*DIRECTIVE*:
Pull out each line of the records holding the string "JSON".

*RECORDS FOR THE EXERCISE*:
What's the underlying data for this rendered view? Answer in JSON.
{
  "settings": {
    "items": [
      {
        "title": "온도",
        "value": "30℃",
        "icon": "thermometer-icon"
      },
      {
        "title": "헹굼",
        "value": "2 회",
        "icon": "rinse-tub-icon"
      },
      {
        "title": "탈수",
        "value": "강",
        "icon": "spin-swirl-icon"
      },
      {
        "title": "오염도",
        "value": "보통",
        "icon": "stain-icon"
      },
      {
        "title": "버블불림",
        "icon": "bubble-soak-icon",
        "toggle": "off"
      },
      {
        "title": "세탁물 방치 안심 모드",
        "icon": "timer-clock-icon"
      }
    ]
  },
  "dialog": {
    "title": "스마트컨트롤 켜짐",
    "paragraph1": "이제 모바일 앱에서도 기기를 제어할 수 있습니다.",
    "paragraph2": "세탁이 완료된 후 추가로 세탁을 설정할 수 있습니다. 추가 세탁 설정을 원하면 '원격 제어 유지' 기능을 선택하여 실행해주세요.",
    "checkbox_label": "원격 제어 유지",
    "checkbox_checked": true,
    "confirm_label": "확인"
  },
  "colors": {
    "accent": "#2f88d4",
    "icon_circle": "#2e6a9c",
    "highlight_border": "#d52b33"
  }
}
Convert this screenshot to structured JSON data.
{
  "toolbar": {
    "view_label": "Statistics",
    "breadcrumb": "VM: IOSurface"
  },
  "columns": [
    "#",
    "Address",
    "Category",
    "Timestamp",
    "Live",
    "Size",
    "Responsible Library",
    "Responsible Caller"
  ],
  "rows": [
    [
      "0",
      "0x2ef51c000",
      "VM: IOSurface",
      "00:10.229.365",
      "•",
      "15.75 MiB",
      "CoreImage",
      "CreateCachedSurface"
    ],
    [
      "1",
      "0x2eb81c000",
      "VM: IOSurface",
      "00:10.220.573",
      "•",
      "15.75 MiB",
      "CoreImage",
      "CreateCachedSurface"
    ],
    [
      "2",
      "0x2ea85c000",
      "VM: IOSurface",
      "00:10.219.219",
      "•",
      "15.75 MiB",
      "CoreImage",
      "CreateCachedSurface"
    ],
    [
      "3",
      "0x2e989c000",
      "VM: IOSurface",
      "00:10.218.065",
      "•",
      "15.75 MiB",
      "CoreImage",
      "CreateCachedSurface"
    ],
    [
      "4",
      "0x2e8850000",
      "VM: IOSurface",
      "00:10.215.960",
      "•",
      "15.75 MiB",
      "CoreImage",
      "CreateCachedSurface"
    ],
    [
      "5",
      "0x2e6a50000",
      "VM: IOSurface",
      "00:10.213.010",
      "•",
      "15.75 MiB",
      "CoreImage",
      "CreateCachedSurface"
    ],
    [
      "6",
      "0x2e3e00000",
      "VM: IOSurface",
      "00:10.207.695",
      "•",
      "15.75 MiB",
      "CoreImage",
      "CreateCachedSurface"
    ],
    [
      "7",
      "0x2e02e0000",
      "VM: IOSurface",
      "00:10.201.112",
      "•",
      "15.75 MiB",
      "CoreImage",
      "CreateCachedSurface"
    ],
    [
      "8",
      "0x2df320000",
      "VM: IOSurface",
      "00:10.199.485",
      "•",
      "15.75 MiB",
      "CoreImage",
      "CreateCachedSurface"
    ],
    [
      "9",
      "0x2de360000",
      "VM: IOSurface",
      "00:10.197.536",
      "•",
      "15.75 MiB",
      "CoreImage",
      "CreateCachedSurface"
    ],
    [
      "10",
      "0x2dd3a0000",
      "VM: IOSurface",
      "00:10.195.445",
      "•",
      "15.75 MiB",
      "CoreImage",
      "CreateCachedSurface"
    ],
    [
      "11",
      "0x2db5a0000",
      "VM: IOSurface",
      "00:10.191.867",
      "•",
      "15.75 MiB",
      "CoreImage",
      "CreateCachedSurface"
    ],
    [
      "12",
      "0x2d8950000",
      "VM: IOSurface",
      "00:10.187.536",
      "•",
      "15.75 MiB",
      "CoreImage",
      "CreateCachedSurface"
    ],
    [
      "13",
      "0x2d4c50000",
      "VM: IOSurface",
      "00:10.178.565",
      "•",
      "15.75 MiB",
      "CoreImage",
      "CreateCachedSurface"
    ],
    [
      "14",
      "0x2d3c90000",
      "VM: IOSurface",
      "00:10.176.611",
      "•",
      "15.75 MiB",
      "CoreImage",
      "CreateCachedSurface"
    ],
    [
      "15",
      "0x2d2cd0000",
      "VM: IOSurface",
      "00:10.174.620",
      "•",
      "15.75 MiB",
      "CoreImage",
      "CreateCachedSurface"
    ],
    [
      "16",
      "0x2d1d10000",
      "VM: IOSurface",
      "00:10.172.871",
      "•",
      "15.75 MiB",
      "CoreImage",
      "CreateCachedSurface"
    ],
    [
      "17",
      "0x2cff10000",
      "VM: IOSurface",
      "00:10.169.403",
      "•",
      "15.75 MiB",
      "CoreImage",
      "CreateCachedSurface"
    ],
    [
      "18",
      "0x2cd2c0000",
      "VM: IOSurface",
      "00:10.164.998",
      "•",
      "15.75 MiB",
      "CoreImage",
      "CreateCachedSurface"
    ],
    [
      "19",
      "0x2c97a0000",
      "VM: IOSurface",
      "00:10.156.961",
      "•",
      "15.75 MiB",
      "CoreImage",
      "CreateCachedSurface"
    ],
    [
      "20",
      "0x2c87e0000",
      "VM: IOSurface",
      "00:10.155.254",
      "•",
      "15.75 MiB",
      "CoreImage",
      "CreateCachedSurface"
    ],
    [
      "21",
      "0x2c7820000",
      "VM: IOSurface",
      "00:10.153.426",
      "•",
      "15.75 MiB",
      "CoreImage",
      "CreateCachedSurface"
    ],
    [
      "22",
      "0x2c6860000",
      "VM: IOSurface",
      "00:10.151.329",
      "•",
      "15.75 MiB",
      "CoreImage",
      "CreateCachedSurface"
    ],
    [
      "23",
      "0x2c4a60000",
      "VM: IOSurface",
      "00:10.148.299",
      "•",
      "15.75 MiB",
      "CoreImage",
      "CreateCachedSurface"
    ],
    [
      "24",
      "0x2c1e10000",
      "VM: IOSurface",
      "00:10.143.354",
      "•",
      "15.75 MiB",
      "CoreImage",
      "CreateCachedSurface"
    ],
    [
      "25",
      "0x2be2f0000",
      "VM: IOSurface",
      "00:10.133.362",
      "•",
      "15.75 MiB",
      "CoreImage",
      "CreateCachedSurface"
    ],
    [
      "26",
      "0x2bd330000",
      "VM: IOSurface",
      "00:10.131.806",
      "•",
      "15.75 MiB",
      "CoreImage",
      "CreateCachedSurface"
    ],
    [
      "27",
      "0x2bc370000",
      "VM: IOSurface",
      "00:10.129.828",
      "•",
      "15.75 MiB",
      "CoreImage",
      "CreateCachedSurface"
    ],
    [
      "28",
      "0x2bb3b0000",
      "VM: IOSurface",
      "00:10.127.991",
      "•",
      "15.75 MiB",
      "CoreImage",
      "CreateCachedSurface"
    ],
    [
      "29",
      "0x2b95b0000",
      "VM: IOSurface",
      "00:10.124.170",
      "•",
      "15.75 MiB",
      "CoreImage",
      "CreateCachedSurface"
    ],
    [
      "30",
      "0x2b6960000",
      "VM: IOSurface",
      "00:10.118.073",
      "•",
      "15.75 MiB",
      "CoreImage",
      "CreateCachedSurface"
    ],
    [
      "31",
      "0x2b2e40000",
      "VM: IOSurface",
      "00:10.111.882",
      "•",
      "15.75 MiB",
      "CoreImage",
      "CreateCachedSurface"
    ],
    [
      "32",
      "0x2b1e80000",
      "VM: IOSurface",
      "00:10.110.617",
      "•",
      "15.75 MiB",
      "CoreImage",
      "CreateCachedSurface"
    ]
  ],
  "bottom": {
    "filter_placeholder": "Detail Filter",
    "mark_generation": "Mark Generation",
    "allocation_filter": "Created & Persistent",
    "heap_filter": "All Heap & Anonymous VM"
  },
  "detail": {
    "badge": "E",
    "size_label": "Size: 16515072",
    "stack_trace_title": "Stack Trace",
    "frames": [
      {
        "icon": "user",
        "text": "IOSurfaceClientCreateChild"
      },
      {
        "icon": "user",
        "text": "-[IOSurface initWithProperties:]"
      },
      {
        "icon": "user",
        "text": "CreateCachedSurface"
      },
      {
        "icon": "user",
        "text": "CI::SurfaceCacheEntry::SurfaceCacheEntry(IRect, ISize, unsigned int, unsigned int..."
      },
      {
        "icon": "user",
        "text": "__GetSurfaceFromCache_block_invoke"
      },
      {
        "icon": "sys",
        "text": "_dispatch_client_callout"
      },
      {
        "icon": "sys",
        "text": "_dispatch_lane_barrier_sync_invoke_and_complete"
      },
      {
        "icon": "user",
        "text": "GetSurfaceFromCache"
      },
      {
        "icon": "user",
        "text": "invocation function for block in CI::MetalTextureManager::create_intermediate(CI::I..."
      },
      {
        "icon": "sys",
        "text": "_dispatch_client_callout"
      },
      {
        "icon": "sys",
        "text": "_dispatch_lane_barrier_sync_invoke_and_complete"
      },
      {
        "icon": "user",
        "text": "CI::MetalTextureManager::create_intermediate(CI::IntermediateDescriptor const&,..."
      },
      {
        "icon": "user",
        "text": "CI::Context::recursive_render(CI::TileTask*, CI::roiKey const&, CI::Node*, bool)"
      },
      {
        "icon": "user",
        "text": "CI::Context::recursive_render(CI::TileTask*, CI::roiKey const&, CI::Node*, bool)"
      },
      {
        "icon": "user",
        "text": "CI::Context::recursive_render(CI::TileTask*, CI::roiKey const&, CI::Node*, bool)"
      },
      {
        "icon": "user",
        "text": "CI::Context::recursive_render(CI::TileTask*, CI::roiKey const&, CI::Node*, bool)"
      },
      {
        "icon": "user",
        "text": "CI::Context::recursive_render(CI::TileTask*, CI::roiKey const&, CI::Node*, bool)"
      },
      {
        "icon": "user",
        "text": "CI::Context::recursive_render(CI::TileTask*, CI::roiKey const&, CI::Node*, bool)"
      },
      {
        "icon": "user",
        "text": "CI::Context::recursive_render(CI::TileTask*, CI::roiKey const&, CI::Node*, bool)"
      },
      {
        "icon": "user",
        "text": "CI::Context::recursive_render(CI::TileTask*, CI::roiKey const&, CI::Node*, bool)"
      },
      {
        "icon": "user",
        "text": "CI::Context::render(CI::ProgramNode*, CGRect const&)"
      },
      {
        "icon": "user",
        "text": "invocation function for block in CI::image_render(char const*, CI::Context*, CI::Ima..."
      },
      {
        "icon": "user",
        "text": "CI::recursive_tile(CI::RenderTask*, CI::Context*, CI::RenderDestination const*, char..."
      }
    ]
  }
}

*FULL SOLUTION*:
What's the underlying data for this rendered view? Answer in JSON.
Convert this screenshot to structured JSON data.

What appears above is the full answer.